▶ _What you will do_:
a - For the art-process text below, check whether each statement agrees with it: (i) the first two drawings were made with only HB and 2B pencils; (ii) one artist now uses carbon paper to transfer sketches; (iii) the artist who works with markers often uses a scanner to adjust a picture's hue. Answer each with yes or no and quote the deciding words.
b - Pick up the art-process text below after its final sentence and carry it forward.

▶ _Page text_:
☆ ☆ ☆ ☆ ☆ ☆ ☆
Good morning! Here are some of my traditional works:
-For the first two drawings I only used HB and 2B pencils on a sketchbook paper -The rest I sketch with HB pencil, lineart using drawing pen (0.1, 0.2, 0.5), and colors using Faber-Castell 12 Classic Colored Pencils -And all of my traditional arts are scanned, cleaned up, and enhanced.
And for additional info, for my latest works I do the similar process, only the colorworks are done digitally.
I sketched out my idea, than I transferred it to hotpressed watercolorpaper (I think I made a copy of the sketch, covered the back with graphite and went over the linework with a ballpoint-pen or so, today I use carbon paper). After that I laid down some layers of watercolor and went in with inks and colored pencils to give the piece some depth and texture. That's how I work on bigger watercolor paintings. I have a lot of ink pieces with less complex processes ;D
Not really much to say. Some of the bigger stuff i might do some research with. Make a reference board on MS paint real quick. Then I just do the sketch with a mechanical pencil on cardstock. Do the lineart with a thin tip sharpie. Then when i do the color i keep a scrap piece of paper to test color schemes on before going at it. For color i use a combination of Bic, sharpie, art of painting brand, touchnew, #coloring, super markers, KMM, winston & newton, Arrtx, and pen+gear markers. Basically anything that lasts long, is relatively cheap, and isn't too streaky. Sometimes i'll use my scanner to mess with a pictures hue, or shade but not that often.
☆ ☆ ☆ ☆ ☆ ☆ ☆
▶ _Provided information_:
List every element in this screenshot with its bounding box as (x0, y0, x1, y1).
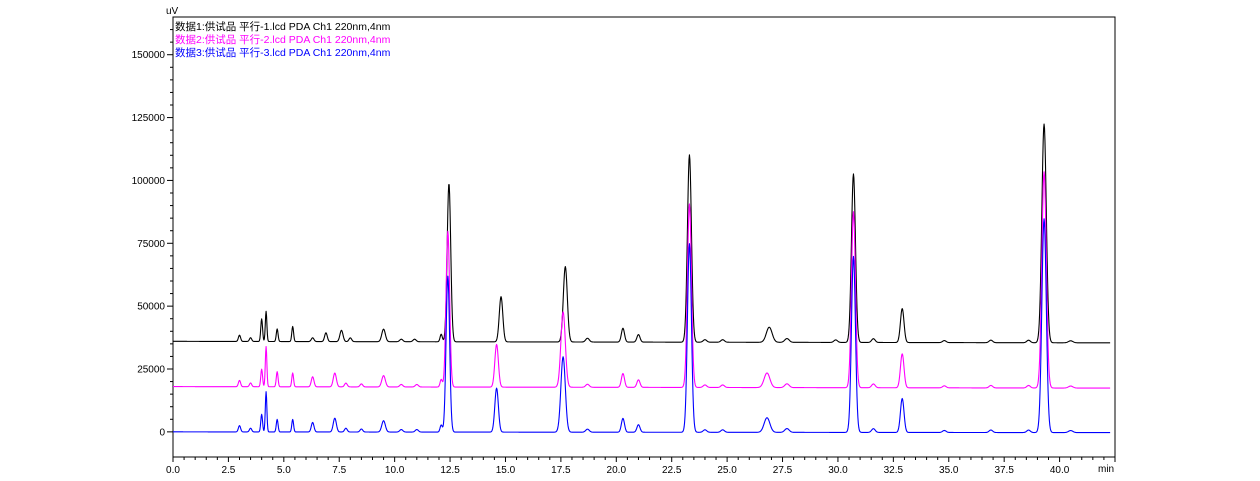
legend-entry-series-1: 数据1:供试品 平行-1.lcd PDA Ch1 220nm,4nm (175, 20, 391, 33)
x-tick-label: 32.5 (884, 465, 904, 476)
x-tick-label: 22.5 (662, 465, 682, 476)
x-axis: 0.0 2.5 5.0 7.5 10.0 12.5 15.0 17.5 20.0 22.5 25.0… (166, 457, 1116, 476)
x-axis-unit-label: min (1098, 464, 1114, 475)
y-tick-label: 125000 (132, 113, 166, 124)
x-tick-label: 0.0 (166, 465, 180, 476)
x-tick-label: 40.0 (1050, 465, 1070, 476)
chromatogram-chart: 0 25000 50000 75000 100000 125000 150000 0.0 2.… (132, 6, 1116, 476)
chromatogram-traces (172, 123, 1111, 434)
x-tick-label: 27.5 (773, 465, 793, 476)
y-tick-label: 100000 (132, 176, 166, 187)
x-tick-label: 35.0 (939, 465, 959, 476)
y-axis-unit-label: uV (166, 6, 179, 17)
x-tick-label: 25.0 (717, 465, 737, 476)
x-tick-label: 30.0 (828, 465, 848, 476)
y-tick-label: 25000 (137, 365, 165, 376)
trace-series-3 (172, 218, 1111, 434)
y-tick-label: 0 (159, 427, 165, 438)
y-axis: 0 25000 50000 75000 100000 125000 150000 (132, 29, 173, 438)
x-tick-label: 5.0 (277, 465, 291, 476)
legend: 数据1:供试品 平行-1.lcd PDA Ch1 220nm,4nm 数据2:供… (175, 20, 391, 59)
legend-entry-series-2: 数据2:供试品 平行-2.lcd PDA Ch1 220nm,4nm (175, 33, 391, 46)
x-tick-label: 17.5 (551, 465, 571, 476)
trace-series-1 (172, 123, 1111, 344)
x-tick-label: 37.5 (994, 465, 1014, 476)
x-tick-label: 20.0 (607, 465, 627, 476)
plot-area-frame (172, 16, 1116, 458)
x-tick-label: 10.0 (385, 465, 405, 476)
legend-entry-series-3: 数据3:供试品 平行-3.lcd PDA Ch1 220nm,4nm (175, 46, 391, 59)
x-tick-label: 2.5 (221, 465, 235, 476)
x-tick-label: 12.5 (440, 465, 460, 476)
y-tick-label: 75000 (137, 239, 165, 250)
x-tick-label: 15.0 (496, 465, 516, 476)
y-tick-label: 50000 (137, 302, 165, 313)
y-tick-label: 150000 (132, 50, 166, 61)
trace-series-2 (172, 171, 1111, 389)
x-tick-label: 7.5 (332, 465, 346, 476)
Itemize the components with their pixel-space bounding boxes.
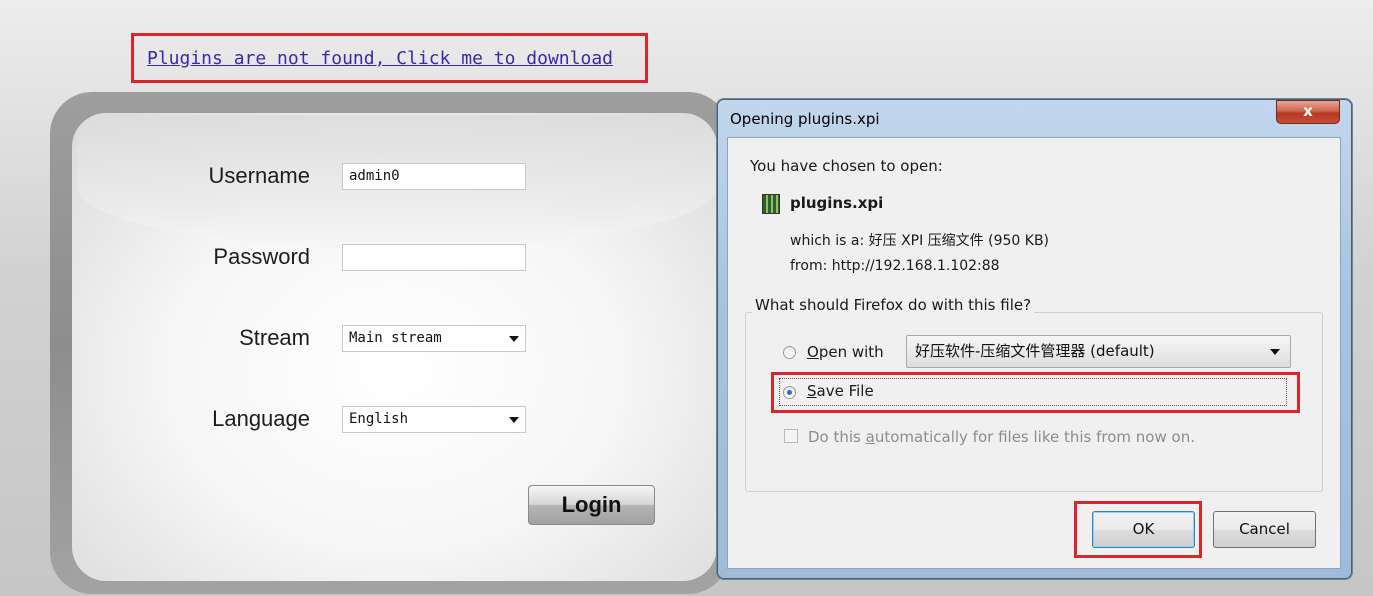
language-select-value: English: [349, 411, 409, 427]
save-file-radio[interactable]: [783, 386, 796, 399]
file-source-text: from: http://192.168.1.102:88: [790, 258, 1000, 274]
save-file-label[interactable]: Save File: [807, 382, 874, 400]
language-label: Language: [212, 406, 310, 431]
file-type-text: which is a: 好压 XPI 压缩文件 (950 KB): [790, 233, 1050, 249]
chosen-to-open-text: You have chosen to open:: [750, 157, 943, 175]
open-with-rest: pen with: [818, 343, 884, 361]
open-with-accel: O: [807, 343, 819, 361]
auto-rest: utomatically for files like this from no…: [874, 428, 1195, 446]
dialog-title: Opening plugins.xpi: [730, 110, 880, 128]
cancel-button[interactable]: Cancel: [1213, 511, 1316, 548]
auto-accel: a: [865, 428, 875, 446]
save-file-accel: S: [807, 382, 817, 400]
archive-file-icon: [762, 194, 780, 214]
stream-select[interactable]: Main stream: [342, 325, 526, 352]
save-file-rest: ave File: [816, 382, 874, 400]
open-with-app-value: 好压软件-压缩文件管理器 (default): [915, 342, 1155, 360]
chevron-down-icon: [1270, 349, 1280, 355]
open-with-app-select[interactable]: 好压软件-压缩文件管理器 (default): [906, 335, 1291, 368]
plugin-download-link[interactable]: Plugins are not found, Click me to downl…: [147, 48, 613, 69]
auto-prefix: Do this: [808, 428, 866, 446]
chevron-down-icon: [509, 417, 519, 423]
stream-label: Stream: [239, 325, 310, 350]
close-icon: x: [1303, 102, 1313, 120]
auto-checkbox[interactable]: [784, 429, 798, 443]
action-question: What should Firefox do with this file?: [752, 296, 1035, 314]
stream-select-value: Main stream: [349, 330, 442, 346]
file-name: plugins.xpi: [790, 194, 884, 212]
username-input[interactable]: admin0: [342, 163, 526, 190]
username-label: Username: [208, 163, 310, 188]
chevron-down-icon: [509, 336, 519, 342]
password-label: Password: [213, 244, 310, 269]
open-with-radio[interactable]: [783, 346, 796, 359]
password-input[interactable]: [342, 244, 526, 271]
language-select[interactable]: English: [342, 406, 526, 433]
auto-checkbox-label: Do this automatically for files like thi…: [808, 428, 1195, 446]
close-button[interactable]: x: [1276, 100, 1340, 124]
open-with-label: Open with: [807, 343, 884, 361]
ok-button[interactable]: OK: [1092, 511, 1195, 548]
login-button[interactable]: Login: [528, 485, 655, 525]
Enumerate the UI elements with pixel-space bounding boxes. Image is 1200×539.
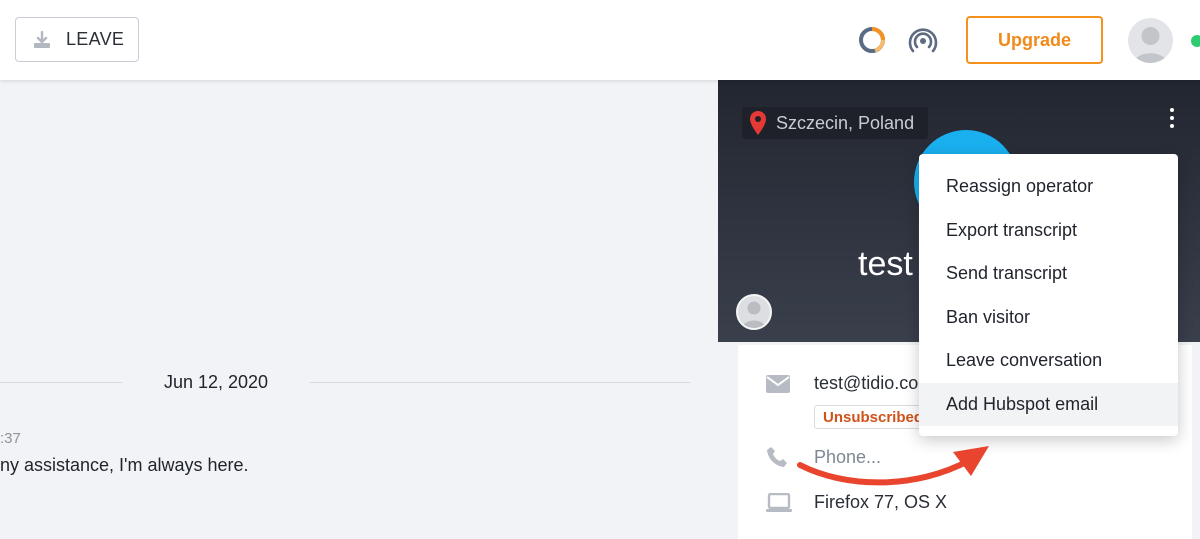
annotation-arrow-icon — [797, 446, 989, 486]
upgrade-button[interactable]: Upgrade — [966, 16, 1103, 64]
visitor-name: test — [858, 245, 913, 283]
location-text: Szczecin, Poland — [776, 112, 915, 133]
email-text[interactable]: test@tidio.co — [814, 373, 918, 394]
download-icon — [34, 30, 50, 48]
unsubscribed-badge: Unsubscribed — [814, 405, 933, 429]
message-timestamp: :37 — [0, 430, 21, 447]
loading-ring-icon[interactable] — [857, 25, 887, 55]
menu-item-export-transcript[interactable]: Export transcript — [919, 209, 1178, 253]
phone-icon — [767, 447, 787, 467]
message-text: ny assistance, I'm always here. — [0, 455, 249, 475]
online-status-dot — [1191, 35, 1200, 47]
more-options-menu: Reassign operator Export transcript Send… — [919, 154, 1178, 436]
leave-button[interactable]: LEAVE — [15, 17, 139, 62]
top-bar: LEAVE Upgrade — [0, 0, 1200, 80]
broadcast-icon[interactable] — [907, 24, 939, 56]
menu-item-ban-visitor[interactable]: Ban visitor — [919, 296, 1178, 340]
menu-item-add-hubspot-email[interactable]: Add Hubspot email — [919, 382, 1178, 426]
date-divider: Jun 12, 2020 — [163, 372, 269, 392]
more-options-icon[interactable] — [1166, 108, 1178, 134]
conversation-area: Jun 12, 2020 :37 ny assistance, I'm alwa… — [0, 80, 718, 539]
operator-avatar[interactable] — [1128, 18, 1173, 63]
assigned-operator-avatar[interactable] — [736, 294, 772, 330]
user-silhouette-icon — [1134, 27, 1167, 63]
envelope-icon — [766, 375, 790, 393]
leave-label: LEAVE — [66, 29, 125, 49]
location-badge: Szczecin, Poland — [742, 107, 929, 139]
menu-item-reassign-operator[interactable]: Reassign operator — [919, 165, 1178, 209]
laptop-icon — [766, 493, 792, 512]
date-divider-line-left — [0, 382, 122, 383]
user-silhouette-icon — [742, 301, 766, 328]
menu-item-send-transcript[interactable]: Send transcript — [919, 252, 1178, 296]
menu-item-leave-conversation[interactable]: Leave conversation — [919, 339, 1178, 383]
date-divider-line-right — [310, 382, 690, 383]
map-pin-icon — [750, 111, 766, 135]
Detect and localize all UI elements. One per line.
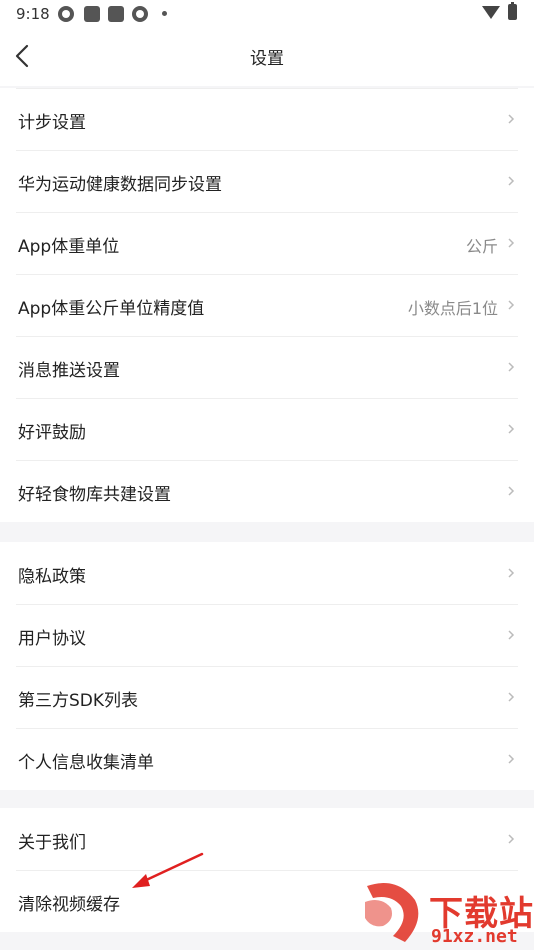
☆ ☆ ☆ ☆ ☆ ☆ ☆
▶ _Answers for the exercise_:
a -
(i) Yes: "For the first two drawings I only used HB and 2B pencils on a sketchbook paper"
(ii) Yes: "today I use carbon paper"
(iii) No: "Sometimes i'll use my scanner to mess with a pictures hue, or shade but not that often."

b -
I don't keep around NEARLY as many traditional pieces in my gallery as I used to, but I am trained in acrylic and oil painting, and I treat my digital art as such - to the point where I've actively been yelled at about not using fill bucket/masking tools as much as I 'should.' I go digital most times simply because I can't always afford the traditional stuff, and I want my digital experience to match my paints/pastels/charcoals/sketching pencils as much as possible!
That being said, I like acrylic best because I'm impatient, and something like this is just a lot of layering. Big swaths of color, first, washes after washes, occasionally re-sketching the buildings in charcoal over it in case I lose track of where I am. Big to small layers works best for me on something as quick-drying as acrylic, and things tighten up that way. This is what I try to copy in Procreate, digitally.
Oil is that, but much, much, much slower. Also oil's friendlier to blending where I'm happy to leave in a lot of odd-colored brushstrokes with acrylic!
Thanks a ton for sharing, very elaborated pieces. Enlarging your original drawings definitely helps with the proportions (you have more control over smaller drawings imo) even if it's just due to size restrictions. I love watercolor myself, done a few in the past <3
Pencil sketch-> Do it over with black marker->Rub off the pencil lines->Correct any mistakes with white paint->paint out any small details with acrylic/marker->put on watercolor-> add additional shadings with color pencils
I work on either 18x24" or 14x17" paper: very coarse textured and heavyweight. I would use larger pads if I could, but my desk isn't big enough.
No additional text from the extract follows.